_Requirement:_
Scan the lines and state how many carry "Al₂O₃". Leave out everything but the number.

(Collection entries)
------------------------------------------------------------

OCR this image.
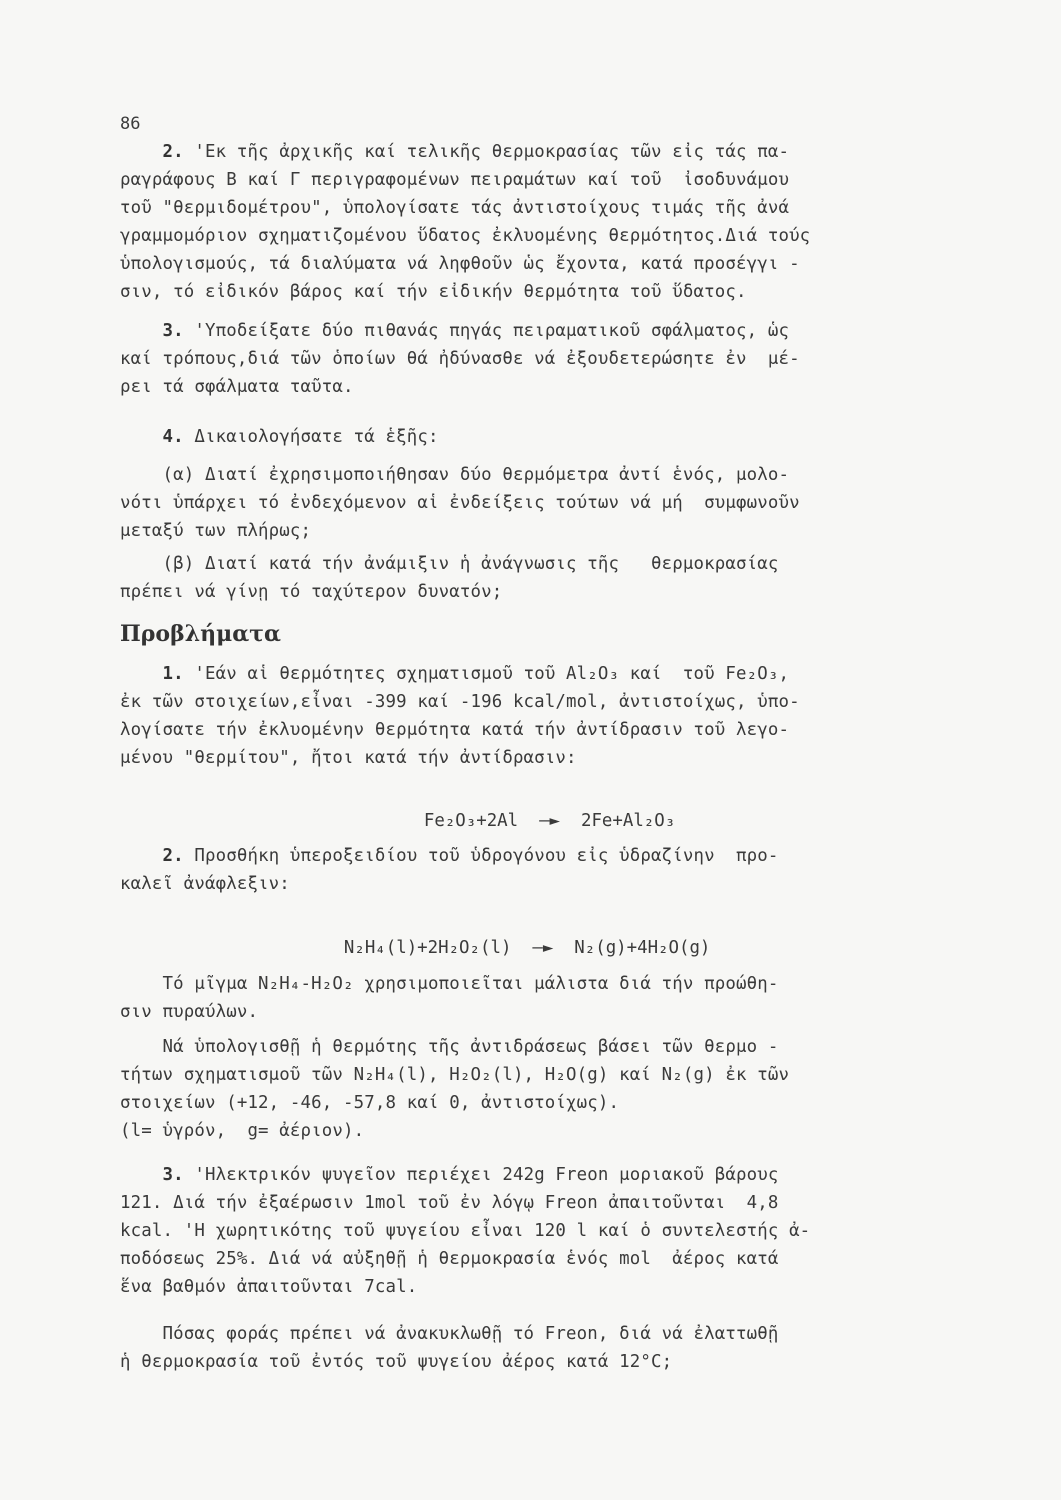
86
2. 'Εκ τῆς ἀρχικῆς καί τελικῆς θερμοκρασίας τῶν εἰς τάς πα-
ραγράφους Β καί Γ περιγραφομένων πειραμάτων καί τοῦ  ἰσοδυνάμου
τοῦ "θερμιδομέτρου", ὑπολογίσατε τάς ἀντιστοίχους τιμάς τῆς ἀνά
γραμμομόριον σχηματιζομένου ὕδατος ἐκλυομένης θερμότητος.Διά τούς
ὑπολογισμούς, τά διαλύματα νά ληφθοῦν ὡς ἔχοντα, κατά προσέγγι -
σιν, τό εἰδικόν βάρος καί τήν εἰδικήν θερμότητα τοῦ ὕδατος.
3. 'Υποδείξατε δύο πιθανάς πηγάς πειραματικοῦ σφάλματος, ὡς
καί τρόπους,διά τῶν ὁποίων θά ἠδύνασθε νά ἐξουδετερώσητε ἐν  μέ-
ρει τά σφάλματα ταῦτα.
4. Δικαιολογήσατε τά ἑξῆς:
(α) Διατί ἐχρησιμοποιήθησαν δύο θερμόμετρα ἀντί ἑνός, μολο-
νότι ὑπάρχει τό ἐνδεχόμενον αἱ ἐνδείξεις τούτων νά μή  συμφωνοῦν
μεταξύ των πλήρως;
(β) Διατί κατά τήν ἀνάμιξιν ἡ ἀνάγνωσις τῆς   θερμοκρασίας
πρέπει νά γίνῃ τό ταχύτερον δυνατόν;
Προβλήματα
1. 'Εάν αἱ θερμότητες σχηματισμοῦ τοῦ Al₂O₃ καί  τοῦ Fe₂O₃,
ἐκ τῶν στοιχείων,εἶναι -399 καί -196 kcal/mol, ἀντιστοίχως, ὑπο-
λογίσατε τήν ἐκλυομένην θερμότητα κατά τήν ἀντίδρασιν τοῦ λεγο-
μένου "θερμίτου", ἤτοι κατά τήν ἀντίδρασιν:

Fe₂O₃+2Al —► 2Fe+Al₂O₃

2. Προσθήκη ὑπεροξειδίου τοῦ ὑδρογόνου εἰς ὑδραζίνην  προ-
καλεῖ ἀνάφλεξιν:

N₂H₄(l)+2H₂O₂(l) —► N₂(g)+4H₂O(g)

Τό μῖγμα N₂H₄-H₂O₂ χρησιμοποιεῖται μάλιστα διά τήν προώθη-
σιν πυραύλων.
Νά ὑπολογισθῇ ἡ θερμότης τῆς ἀντιδράσεως βάσει τῶν θερμο -
τήτων σχηματισμοῦ τῶν N₂H₄(l), H₂O₂(l), H₂O(g) καί N₂(g) ἐκ τῶν
στοιχείων (+12, -46, -57,8 καί 0, ἀντιστοίχως).
(l= ὑγρόν,  g= ἀέριον).
3. 'Ηλεκτρικόν ψυγεῖον περιέχει 242g Freon μοριακοῦ βάρους
121. Διά τήν ἐξαέρωσιν 1mol τοῦ ἐν λόγῳ Freon ἀπαιτοῦνται  4,8
kcal. 'Η χωρητικότης τοῦ ψυγείου εἶναι 120 l καί ὁ συντελεστής ἀ-
ποδόσεως 25%. Διά νά αὐξηθῇ ἡ θερμοκρασία ἑνός mol  ἀέρος κατά
ἕνα βαθμόν ἀπαιτοῦνται 7cal.
Πόσας φοράς πρέπει νά ἀνακυκλωθῇ τό Freon, διά νά ἐλαττωθῇ
ἡ θερμοκρασία τοῦ ἐντός τοῦ ψυγείου ἀέρος κατά 12°C;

------------------------------------------------------------

_Exercise result:_
2